Data to process:
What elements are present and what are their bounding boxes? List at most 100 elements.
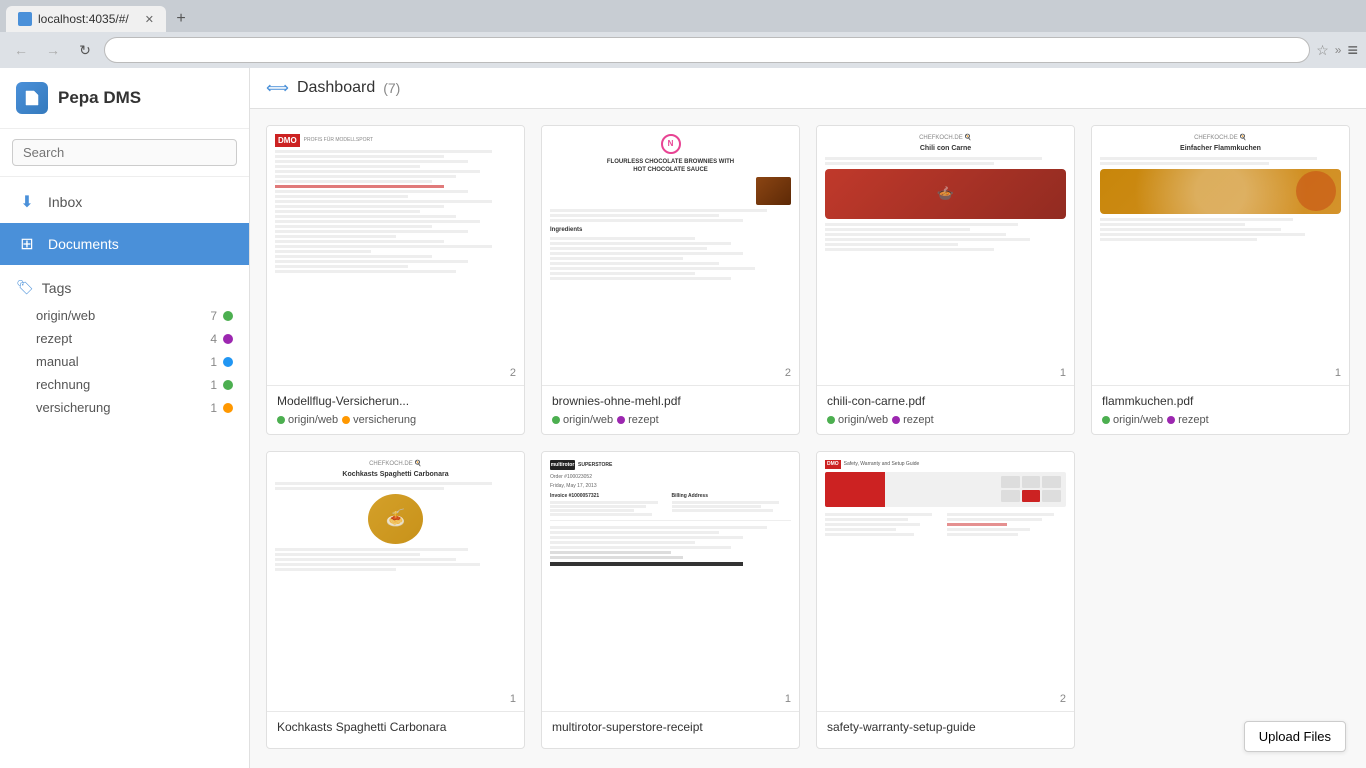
doc-tag-rezept: rezept — [892, 414, 934, 426]
page-count-chili: 1 — [1060, 367, 1066, 379]
tag-dot-origin-web — [223, 311, 233, 321]
tag-label: origin/web — [288, 414, 338, 426]
doc-info-brownies: brownies-ohne-mehl.pdf origin/web rezept — [542, 386, 799, 434]
doc-tag-versicherung: versicherung — [342, 414, 416, 426]
doc-thumbnail-brownies: N FLOURLESS CHOCOLATE BROWNIES WITHHOT C… — [542, 126, 799, 386]
sidebar-search-area — [0, 129, 249, 177]
tab-favicon — [18, 12, 32, 26]
doc-card-flammkuchen[interactable]: CHEFKOCH.DE 🍳 Einfacher Flammkuchen — [1091, 125, 1350, 435]
tag-name-manual: manual — [36, 354, 210, 369]
tag-count-rezept: 4 — [210, 332, 217, 346]
app-logo: Pepa DMS — [0, 68, 249, 129]
doc-card-receipt[interactable]: multirotor SUPERSTORE Order #100023052 F… — [541, 451, 800, 749]
tag-label: rezept — [628, 414, 659, 426]
doc-tags-brownies: origin/web rezept — [552, 414, 789, 426]
sidebar: Pepa DMS ⬇ Inbox ⊞ Documents 🏷 Tags orig… — [0, 68, 250, 768]
doc-thumbnail-modellflug: DMO PROFIS FÜR MODELLSPORT — [267, 126, 524, 386]
main-count: (7) — [383, 80, 400, 96]
new-tab-button[interactable]: + — [170, 8, 192, 30]
doc-tag-originweb: origin/web — [827, 414, 888, 426]
tag-dot-versicherung — [223, 403, 233, 413]
bookmark-icon[interactable]: ☆ — [1316, 42, 1329, 59]
forward-button[interactable]: → — [40, 37, 66, 63]
tag-label: rezept — [903, 414, 934, 426]
dashboard-icon: ⟺ — [266, 78, 289, 98]
doc-tags-flammkuchen: origin/web rezept — [1102, 414, 1339, 426]
upload-files-button[interactable]: Upload Files — [1244, 721, 1346, 752]
url-bar[interactable]: localhost:4035/#/ — [104, 37, 1310, 63]
doc-tag-originweb: origin/web — [277, 414, 338, 426]
tag-dot — [892, 416, 900, 424]
app-container: Pepa DMS ⬇ Inbox ⊞ Documents 🏷 Tags orig… — [0, 68, 1366, 768]
doc-card-spaghetti[interactable]: CHEFKOCH.DE 🍳 Kochkasts Spaghetti Carbon… — [266, 451, 525, 749]
search-input[interactable] — [12, 139, 237, 166]
tag-item-rezept[interactable]: rezept 4 — [16, 327, 233, 350]
doc-name-modellflug: Modellflug-Versicherun... — [277, 394, 514, 408]
tag-dot — [342, 416, 350, 424]
tag-dot-manual — [223, 357, 233, 367]
tag-name-rechnung: rechnung — [36, 377, 210, 392]
back-button[interactable]: ← — [8, 37, 34, 63]
doc-name-chili: chili-con-carne.pdf — [827, 394, 1064, 408]
browser-tab[interactable]: localhost:4035/#/ ✕ — [6, 6, 166, 32]
tag-name-origin-web: origin/web — [36, 308, 210, 323]
tag-count-origin-web: 7 — [210, 309, 217, 323]
tags-section: 🏷 Tags origin/web 7 rezept 4 manual 1 re… — [0, 269, 249, 429]
tag-name-rezept: rezept — [36, 331, 210, 346]
tag-count-manual: 1 — [210, 355, 217, 369]
doc-info-receipt: multirotor-superstore-receipt — [542, 712, 799, 748]
logo-icon — [16, 82, 48, 114]
reload-button[interactable]: ↻ — [72, 37, 98, 63]
tag-label: origin/web — [838, 414, 888, 426]
documents-icon: ⊞ — [16, 233, 38, 255]
tag-label: rezept — [1178, 414, 1209, 426]
tag-item-origin-web[interactable]: origin/web 7 — [16, 304, 233, 327]
main-title: Dashboard — [297, 79, 375, 97]
doc-card-modellflug[interactable]: DMO PROFIS FÜR MODELLSPORT — [266, 125, 525, 435]
doc-tags-modellflug: origin/web versicherung — [277, 414, 514, 426]
browser-toolbar: ← → ↻ localhost:4035/#/ ☆ » ≡ — [0, 32, 1366, 68]
tags-label: Tags — [42, 280, 72, 296]
tag-dot — [827, 416, 835, 424]
inbox-label: Inbox — [48, 194, 82, 210]
tag-item-manual[interactable]: manual 1 — [16, 350, 233, 373]
inbox-icon: ⬇ — [16, 191, 38, 213]
tag-dot — [552, 416, 560, 424]
document-grid: DMO PROFIS FÜR MODELLSPORT — [250, 109, 1366, 768]
page-count-spaghetti: 1 — [510, 693, 516, 705]
doc-name-flammkuchen: flammkuchen.pdf — [1102, 394, 1339, 408]
tag-dot-rezept — [223, 334, 233, 344]
doc-card-brownies[interactable]: N FLOURLESS CHOCOLATE BROWNIES WITHHOT C… — [541, 125, 800, 435]
doc-tag-originweb: origin/web — [552, 414, 613, 426]
tab-title: localhost:4035/#/ — [38, 12, 129, 26]
tag-label: versicherung — [353, 414, 416, 426]
browser-tab-bar: localhost:4035/#/ ✕ + — [0, 0, 1366, 32]
tag-dot-rechnung — [223, 380, 233, 390]
doc-card-chili[interactable]: CHEFKOCH.DE 🍳 Chili con Carne 🍲 — [816, 125, 1075, 435]
tag-item-versicherung[interactable]: versicherung 1 — [16, 396, 233, 419]
doc-info-spaghetti: Kochkasts Spaghetti Carbonara — [267, 712, 524, 748]
doc-thumbnail-flammkuchen: CHEFKOCH.DE 🍳 Einfacher Flammkuchen — [1092, 126, 1349, 386]
doc-thumbnail-receipt: multirotor SUPERSTORE Order #100023052 F… — [542, 452, 799, 712]
tag-dot — [1167, 416, 1175, 424]
extensions-icon[interactable]: » — [1335, 43, 1342, 57]
page-count-flammkuchen: 1 — [1335, 367, 1341, 379]
menu-icon[interactable]: ≡ — [1347, 40, 1358, 61]
tag-item-rechnung[interactable]: rechnung 1 — [16, 373, 233, 396]
doc-info-manual: safety-warranty-setup-guide — [817, 712, 1074, 748]
tag-icon: 🏷 — [16, 279, 34, 296]
browser-chrome: localhost:4035/#/ ✕ + ← → ↻ localhost:40… — [0, 0, 1366, 68]
doc-tag-rezept: rezept — [1167, 414, 1209, 426]
tag-dot — [617, 416, 625, 424]
tags-header[interactable]: 🏷 Tags — [16, 279, 233, 296]
doc-card-manual[interactable]: DMO Safety, Warranty and Setup Guide — [816, 451, 1075, 749]
doc-tags-chili: origin/web rezept — [827, 414, 1064, 426]
tab-close-button[interactable]: ✕ — [145, 13, 154, 26]
sidebar-item-documents[interactable]: ⊞ Documents — [0, 223, 249, 265]
tag-dot — [277, 416, 285, 424]
sidebar-item-inbox[interactable]: ⬇ Inbox — [0, 181, 249, 223]
tag-count-rechnung: 1 — [210, 378, 217, 392]
doc-name-manual: safety-warranty-setup-guide — [827, 720, 1064, 734]
sidebar-nav: ⬇ Inbox ⊞ Documents — [0, 177, 249, 269]
main-content: ⟺ Dashboard (7) DMO PROFIS FÜR MODELLSPO… — [250, 68, 1366, 768]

Aim:
Turn each line of the material above into an item of a numbered list, omitting blank lines and the picture.

Solution:
1. What elements are present and what are their bounding boxes? List at most 100 elements.
2. doc-tag-rezept: rezept — [892, 414, 934, 426]
3. page-count-chili: 1 — [1060, 367, 1066, 379]
4. tag-dot-origin-web — [223, 311, 233, 321]
5. tag-label: origin/web — [288, 414, 338, 426]
6. doc-info-brownies: brownies-ohne-mehl.pdf origin/web rezept — [542, 386, 799, 434]
7. doc-tag-versicherung: versicherung — [342, 414, 416, 426]
8. doc-thumbnail-brownies: N FLOURLESS CHOCOLATE BROWNIES WITHHOT C… — [542, 126, 799, 386]
9. sidebar-search-area — [0, 129, 249, 177]
10. tab-favicon — [18, 12, 32, 26]
11. doc-card-flammkuchen[interactable]: CHEFKOCH.DE 🍳 Einfacher Flammkuchen — [1091, 125, 1350, 435]
12. tag-name-manual: manual — [36, 354, 210, 369]
13. tag-count-rezept: 4 — [210, 332, 217, 346]
14. app-logo: Pepa DMS — [0, 68, 249, 129]
15. doc-card-receipt[interactable]: multirotor SUPERSTORE Order #100023052 F… — [541, 451, 800, 749]
16. tag-label: rezept — [628, 414, 659, 426]
17. doc-tags-brownies: origin/web rezept — [552, 414, 789, 426]
18. sidebar: Pepa DMS ⬇ Inbox ⊞ Documents 🏷 Tags orig… — [0, 68, 250, 768]
19. doc-thumbnail-modellflug: DMO PROFIS FÜR MODELLSPORT — [267, 126, 524, 386]
20. main-count: (7) — [383, 80, 400, 96]
21. new-tab-button[interactable]: + — [170, 8, 192, 30]
22. doc-tag-originweb: origin/web — [827, 414, 888, 426]
23. tag-dot-versicherung — [223, 403, 233, 413]
24. bookmark-icon[interactable]: ☆ — [1316, 42, 1329, 59]
25. forward-button[interactable]: → — [40, 37, 66, 63]
26. tag-label: rezept — [903, 414, 934, 426]
27. dashboard-icon: ⟺ — [266, 78, 289, 98]
28. doc-tags-flammkuchen: origin/web rezept — [1102, 414, 1339, 426]
29. upload-files-button[interactable]: Upload Files — [1244, 721, 1346, 752]
30. url-bar[interactable]: localhost:4035/#/ — [104, 37, 1310, 63]
31. doc-tag-originweb: origin/web — [277, 414, 338, 426]
32. tag-dot — [892, 416, 900, 424]
33. app-container: Pepa DMS ⬇ Inbox ⊞ Documents 🏷 Tags orig… — [0, 68, 1366, 768]
34. doc-card-spaghetti[interactable]: CHEFKOCH.DE 🍳 Kochkasts Spaghetti Carbon… — [266, 451, 525, 749]
35. search-input[interactable] — [12, 139, 237, 166]
36. tag-item-rezept[interactable]: rezept 4 — [16, 327, 233, 350]
37. doc-name-modellflug: Modellflug-Versicherun... — [277, 394, 514, 408]
38. tag-dot — [342, 416, 350, 424]
39. tag-dot-manual — [223, 357, 233, 367]
40. tag-name-rechnung: rechnung — [36, 377, 210, 392]
41. back-button[interactable]: ← — [8, 37, 34, 63]
42. doc-name-chili: chili-con-carne.pdf — [827, 394, 1064, 408]
43. browser-tab[interactable]: localhost:4035/#/ ✕ — [6, 6, 166, 32]
44. tag-name-origin-web: origin/web — [36, 308, 210, 323]
45. tag-count-origin-web: 7 — [210, 309, 217, 323]
46. tags-section: 🏷 Tags origin/web 7 rezept 4 manual 1 re… — [0, 269, 249, 429]
47. tag-name-rezept: rezept — [36, 331, 210, 346]
48. tag-count-manual: 1 — [210, 355, 217, 369]
49. doc-info-receipt: multirotor-superstore-receipt — [542, 712, 799, 748]
50. logo-icon — [16, 82, 48, 114]
51. reload-button[interactable]: ↻ — [72, 37, 98, 63]
52. tag-label: origin/web — [838, 414, 888, 426]
53. documents-icon: ⊞ — [16, 233, 38, 255]
54. tag-label: rezept — [1178, 414, 1209, 426]
55. tag-item-origin-web[interactable]: origin/web 7 — [16, 304, 233, 327]
56. main-title: Dashboard — [297, 79, 375, 97]
57. doc-card-modellflug[interactable]: DMO PROFIS FÜR MODELLSPORT — [266, 125, 525, 435]
58. doc-tags-modellflug: origin/web versicherung — [277, 414, 514, 426]
59. browser-toolbar: ← → ↻ localhost:4035/#/ ☆ » ≡ — [0, 32, 1366, 68]
60. tags-label: Tags — [42, 280, 72, 296]
61. tag-dot — [827, 416, 835, 424]
62. inbox-label: Inbox — [48, 194, 82, 210]
63. tag-item-manual[interactable]: manual 1 — [16, 350, 233, 373]
64. inbox-icon: ⬇ — [16, 191, 38, 213]
65. tag-dot — [552, 416, 560, 424]
66. document-grid: DMO PROFIS FÜR MODELLSPORT — [250, 109, 1366, 768]
67. page-count-spaghetti: 1 — [510, 693, 516, 705]
68. doc-name-flammkuchen: flammkuchen.pdf — [1102, 394, 1339, 408]
69. tag-dot-rezept — [223, 334, 233, 344]
70. doc-card-brownies[interactable]: N FLOURLESS CHOCOLATE BROWNIES WITHHOT C… — [541, 125, 800, 435]
71. doc-tag-originweb: origin/web — [552, 414, 613, 426]
72. tab-title: localhost:4035/#/ — [38, 12, 129, 26]
73. tag-label: versicherung — [353, 414, 416, 426]
74. browser-tab-bar: localhost:4035/#/ ✕ + — [0, 0, 1366, 32]
75. tag-dot-rechnung — [223, 380, 233, 390]
76. doc-card-chili[interactable]: CHEFKOCH.DE 🍳 Chili con Carne 🍲 — [816, 125, 1075, 435]
77. tag-item-versicherung[interactable]: versicherung 1 — [16, 396, 233, 419]
78. doc-info-spaghetti: Kochkasts Spaghetti Carbonara — [267, 712, 524, 748]
79. doc-thumbnail-flammkuchen: CHEFKOCH.DE 🍳 Einfacher Flammkuchen — [1092, 126, 1349, 386]
80. doc-thumbnail-receipt: multirotor SUPERSTORE Order #100023052 F… — [542, 452, 799, 712]
81. tag-dot — [1167, 416, 1175, 424]
82. extensions-icon[interactable]: » — [1335, 43, 1342, 57]
83. page-count-flammkuchen: 1 — [1335, 367, 1341, 379]
84. menu-icon[interactable]: ≡ — [1347, 40, 1358, 61]
85. tag-item-rechnung[interactable]: rechnung 1 — [16, 373, 233, 396]
86. doc-info-manual: safety-warranty-setup-guide — [817, 712, 1074, 748]
87. tag-icon: 🏷 — [16, 279, 34, 296]
88. browser-chrome: localhost:4035/#/ ✕ + ← → ↻ localhost:40… — [0, 0, 1366, 68]
89. doc-tag-rezept: rezept — [1167, 414, 1209, 426]
90. tag-dot — [617, 416, 625, 424]
91. tags-header[interactable]: 🏷 Tags — [16, 279, 233, 296]
92. doc-card-manual[interactable]: DMO Safety, Warranty and Setup Guide — [816, 451, 1075, 749]
93. doc-tags-chili: origin/web rezept — [827, 414, 1064, 426]
94. tab-close-button[interactable]: ✕ — [145, 13, 154, 26]
95. sidebar-item-documents[interactable]: ⊞ Documents — [0, 223, 249, 265]
96. tag-dot — [277, 416, 285, 424]
97. sidebar-item-inbox[interactable]: ⬇ Inbox — [0, 181, 249, 223]
98. tag-count-rechnung: 1 — [210, 378, 217, 392]
99. doc-name-manual: safety-warranty-setup-guide — [827, 720, 1064, 734]
100. sidebar-nav: ⬇ Inbox ⊞ Documents — [0, 177, 249, 269]
101. main-content: ⟺ Dashboard (7) DMO PROFIS FÜR MODELLSPO… — [250, 68, 1366, 768]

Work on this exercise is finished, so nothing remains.